╭─ Page excerpt

Ah, thanks Jerven.  How do you deal with http-layer query timeouts?  Are
you able to predict them for certain common queries rather than waiting
for the timeout to hit?  S

On Fri, Jan 13, 2023 at 4:02 AM Jerven Tjalling Bolleman
<[email protected]> wrote:

> Hi All,
>
> Regarding these FAIR use settings. They are tuneable and maybe turned off,
> so the specific
> values that Openlink uses may or may not be used if wikidata would host
> itself a virtuoso instance.
>
> e.g. for sparql.uniprot.org you are unlikely to run into these limits (as
> the values are set very high indeed)
> and are more likely to suffer from settings around the http layer that
> limit query run time due to connection issues.
>
> Regards,
> Jerven
>
> On 1/12/23 11:45 PM, Kingsley Idehen via Wikidata wrote:
>
>
> On 1/12/23 3:39 AM, Larry Gonzalez wrote:
>
> Dear Kingsley,
>
> Let me start saying that I appreciate and thank the effort of loading
> complete wikidata over a graph database and make and sparql endpoint
> available. I know it is not an easy task to do
>
> I just tried out the new virtuoso-hosted sparql endpoint with some
> queries. My experiments are not exhaustive at all, but I just wanted to
> raise two concern that I detected
>
> Considering a (very simple) query that count all humans:
>
> '''
> SELECT (count(?human) as ?c)
> WHERE
> {
>   ?human wdt:P31 wd:Q5 .
> }
> '''
>
> I get a result of 10396057, which is ok considering the dataset that you
> are using
>
> But if we try to export all instances of human (on a tsv file) with the
> following query:
>
> '''
> SELECT ?human
> WHERE
> {
>   ?human wdt:P31 wd:Q5 .
> }
> '''
>
> Then I only get 100000 results. Is there a limit over the number of
> results that a query can have?

╰─
╭─ Data supplied

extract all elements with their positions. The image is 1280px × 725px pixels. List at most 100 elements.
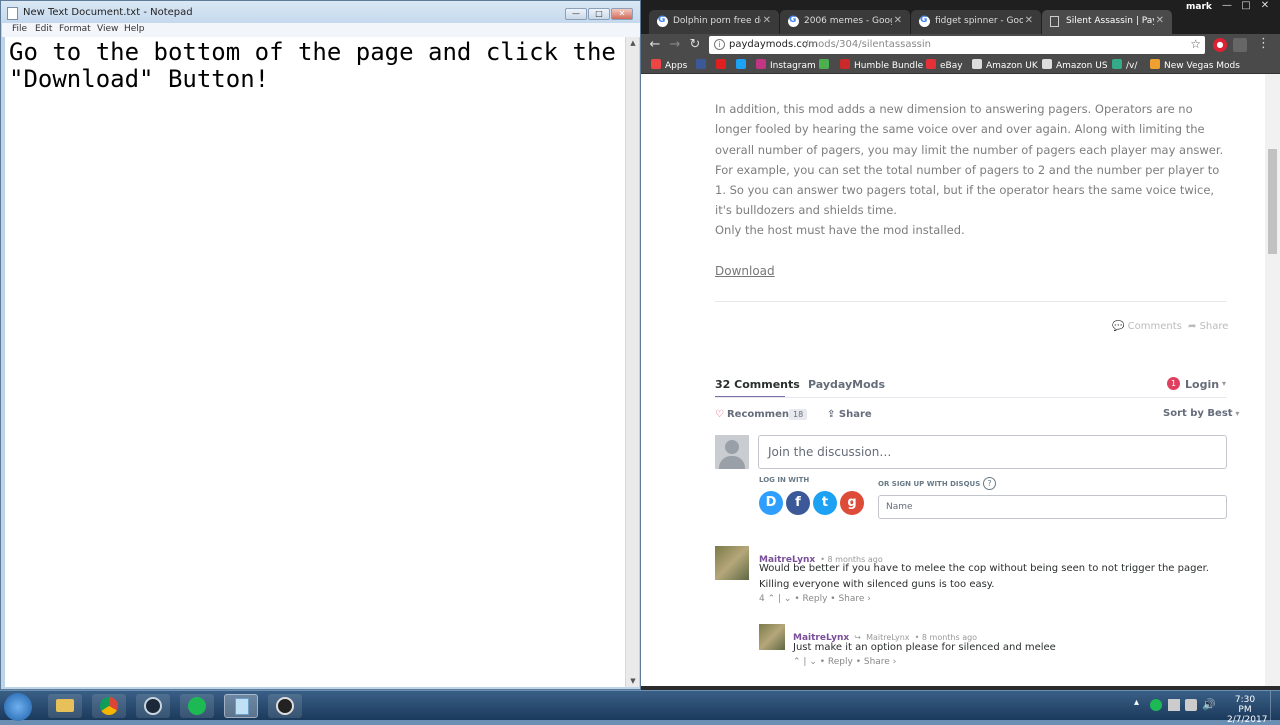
close-tab-icon[interactable]: ✕: [894, 15, 902, 26]
notification-badge[interactable]: 1: [1167, 377, 1180, 390]
chevron-down-icon[interactable]: ▾: [1222, 379, 1226, 388]
youtube-icon: [716, 59, 726, 69]
close-tab-icon[interactable]: ✕: [763, 15, 771, 26]
tab-community[interactable]: PaydayMods: [808, 378, 885, 391]
share-link[interactable]: Share ›: [864, 657, 896, 667]
spotify-icon[interactable]: [180, 694, 214, 718]
back-arrow-icon[interactable]: ←: [647, 37, 663, 53]
obs-icon[interactable]: [268, 694, 302, 718]
bookmark-twitter[interactable]: [736, 59, 750, 72]
chrome-icon[interactable]: [92, 694, 126, 718]
close-tab-icon[interactable]: ✕: [1025, 15, 1033, 26]
browser-tab[interactable]: Dolphin porn free dow ✕: [649, 10, 779, 34]
help-icon[interactable]: ?: [983, 477, 996, 490]
close-tab-icon[interactable]: ✕: [1156, 15, 1164, 26]
reply-link[interactable]: Reply: [803, 594, 828, 604]
comment-input[interactable]: Join the discussion…: [758, 435, 1227, 469]
notepad-editor[interactable]: Go to the bottom of the page and click t…: [5, 37, 625, 687]
scroll-down-arrow-icon[interactable]: ▼: [626, 677, 640, 685]
upvote-icon[interactable]: ⌃: [768, 594, 776, 604]
menu-icon[interactable]: ⋮: [1257, 36, 1270, 51]
microsoft-icon: [819, 59, 829, 69]
profile-name[interactable]: mark: [1186, 2, 1212, 12]
tray-icon[interactable]: [1168, 699, 1180, 711]
clock[interactable]: 7:30 PM 2/7/2017: [1227, 695, 1267, 725]
steam-icon[interactable]: [136, 694, 170, 718]
notepad-scrollbar[interactable]: ▲ ▼: [625, 37, 639, 687]
address-bar[interactable]: i paydaymods.com /mods/304/silentassassi…: [709, 36, 1205, 54]
minimize-button[interactable]: —: [565, 8, 587, 20]
network-icon[interactable]: [1185, 699, 1197, 711]
comments-action[interactable]: 💬 Comments: [1112, 321, 1182, 332]
volume-icon[interactable]: 🔊: [1202, 698, 1216, 711]
reply-link[interactable]: Reply: [828, 657, 853, 667]
bookmark-ebay[interactable]: eBay: [926, 59, 963, 72]
notepad-window: New Text Document.txt - Notepad — □ ✕ Fi…: [0, 0, 641, 690]
bookmark-facebook[interactable]: [696, 59, 710, 72]
start-button[interactable]: [4, 693, 32, 721]
show-desktop-button[interactable]: [1270, 691, 1280, 721]
bookmark-v[interactable]: /v/: [1112, 59, 1137, 72]
avatar: [715, 435, 749, 469]
bookmark-amazon-us[interactable]: Amazon US: [1042, 59, 1108, 72]
google-login-icon[interactable]: g: [840, 491, 864, 515]
bookmark-star-icon[interactable]: ☆: [1190, 37, 1201, 51]
notepad-titlebar[interactable]: New Text Document.txt - Notepad — □ ✕: [1, 1, 640, 25]
amazon-icon: [1042, 59, 1052, 69]
page-scrollbar[interactable]: [1265, 74, 1280, 686]
description-paragraph: In addition, this mod adds a new dimensi…: [715, 102, 1224, 218]
browser-tab-active[interactable]: Silent Assassin | Payda ✕: [1042, 10, 1172, 34]
downvote-icon[interactable]: ⌄: [784, 594, 792, 604]
bookmark-microsoft[interactable]: [819, 59, 833, 72]
avatar[interactable]: [715, 546, 749, 580]
bookmark-new-vegas[interactable]: New Vegas Mods: [1150, 59, 1240, 72]
download-link[interactable]: Download: [715, 264, 775, 278]
facebook-login-icon[interactable]: f: [786, 491, 810, 515]
sort-dropdown[interactable]: Sort by Best ▾: [1163, 408, 1239, 419]
reload-icon[interactable]: ↻: [687, 37, 703, 53]
login-button[interactable]: Login: [1185, 378, 1219, 391]
menu-format[interactable]: Format: [59, 24, 91, 34]
extension-icon[interactable]: ●: [1213, 38, 1227, 52]
notepad-icon: [7, 7, 18, 20]
minimize-icon[interactable]: —: [1218, 0, 1236, 14]
upvote-icon[interactable]: ⌃: [793, 657, 801, 667]
menu-view[interactable]: View: [97, 24, 118, 34]
chrome-window: Dolphin porn free dow ✕ 2006 memes - Goo…: [641, 0, 1280, 690]
menu-file[interactable]: File: [12, 24, 27, 34]
bookmark-apps[interactable]: Apps: [651, 59, 687, 72]
disqus-login-icon[interactable]: D: [759, 491, 783, 515]
maximize-button[interactable]: □: [588, 8, 610, 20]
recommend-button[interactable]: ♡ Recommend: [715, 409, 796, 420]
browser-tab[interactable]: fidget spinner - Googl ✕: [911, 10, 1041, 34]
info-icon[interactable]: i: [714, 39, 725, 50]
maximize-icon[interactable]: □: [1237, 0, 1255, 14]
scroll-thumb[interactable]: [1268, 149, 1277, 254]
menu-help[interactable]: Help: [124, 24, 145, 34]
browser-tab[interactable]: 2006 memes - Google ✕: [780, 10, 910, 34]
tab-comments[interactable]: 32 Comments: [715, 378, 800, 391]
page-viewport: In addition, this mod adds a new dimensi…: [641, 74, 1265, 686]
name-input[interactable]: Name: [878, 495, 1227, 519]
explorer-icon[interactable]: [48, 694, 82, 718]
menu-edit[interactable]: Edit: [35, 24, 52, 34]
share-button[interactable]: ⇪ Share: [827, 409, 872, 420]
forward-arrow-icon[interactable]: →: [667, 37, 683, 53]
downvote-icon[interactable]: ⌄: [809, 657, 817, 667]
close-button[interactable]: ✕: [611, 8, 633, 20]
bookmark-instagram[interactable]: Instagram: [756, 59, 816, 72]
bookmark-humble[interactable]: Humble Bundle: [840, 59, 923, 72]
bookmark-amazon-uk[interactable]: Amazon UK: [972, 59, 1038, 72]
extension-icon[interactable]: [1233, 38, 1247, 52]
notepad-icon[interactable]: [224, 694, 258, 718]
bookmark-youtube[interactable]: [716, 59, 730, 72]
share-link[interactable]: Share ›: [838, 594, 870, 604]
heart-icon: ♡: [715, 409, 724, 420]
share-action[interactable]: ➦ Share: [1188, 321, 1228, 332]
show-hidden-icons[interactable]: ▴: [1134, 697, 1139, 708]
spotify-tray-icon[interactable]: [1150, 699, 1162, 711]
avatar[interactable]: [759, 624, 785, 650]
close-icon[interactable]: ✕: [1256, 0, 1274, 14]
scroll-up-arrow-icon[interactable]: ▲: [626, 39, 640, 47]
twitter-login-icon[interactable]: t: [813, 491, 837, 515]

╰─

The tasks:
- A) Write out, word for word, the passage of the Virtuoso endpoint thread from "On Fri, Jan" up to and including "to connection issues.".
- B) Please continue the Virtuoso endpoint thread from its last line.
These items were taken from a separate source.

Results of the tasks:
- A)
On Fri, Jan 13, 2023 at 4:02 AM Jerven Tjalling Bolleman
<[email protected]> wrote:

> Hi All,
>
> Regarding these FAIR use settings. They are tuneable and maybe turned off,
> so the specific
> values that Openlink uses may or may not be used if wikidata would host
> itself a virtuoso instance.
>
> e.g. for sparql.uniprot.org you are unlikely to run into these limits (as
> the values are set very high indeed)
> and are more likely to suffer from settings around the http layer that
> limit query run time due to connection issues.

- B)
>
>
>
> Yes, because these services are primarily for ad-hoc querying rather than
> wholesale data exports. If you want to export massive amounts of data then
> you can do so using OFFSET and LIMIT.
>
> Alternatively, you can instantiate your own instance in the Azure or AWS
> cloud and use as you see fit.
>
> Like what we provide regarding DBpedia, there's a server side
> configuration in place for enforcing a "fair use" policy :)
>
>
>
>
> Furthermore, if we want to get all humans ordered by id, then the endpoint
> times out. The following is the query:
>
> '''
> SELECT ?human
> WHERE
> {
>   ?human wdt:P31 wd:Q5 .
> }
> ORDER BY DESC(?human)
> '''
>
>
>
> If you set the query timeout to a value over 1000 msecs, the Virtuoso
> Anytime Query feature will provide you with a partial solution which you
> can use in conjunction with OFFSET and LIMIT to creative an interactive
> cursor (or scrollable cursor). Beyond that, its back to the "fair use"
> policy and option to instantiate your own service-specific instance using
> our cloud offerings.
>
>
> Regards,
>
> Kingsley
>
>
>
> Thank you again for all your efforts. I am looking forward to see how this
> new endpoint work, :)
>
> Are you planning to update regularly the dataset?
>
> All the best!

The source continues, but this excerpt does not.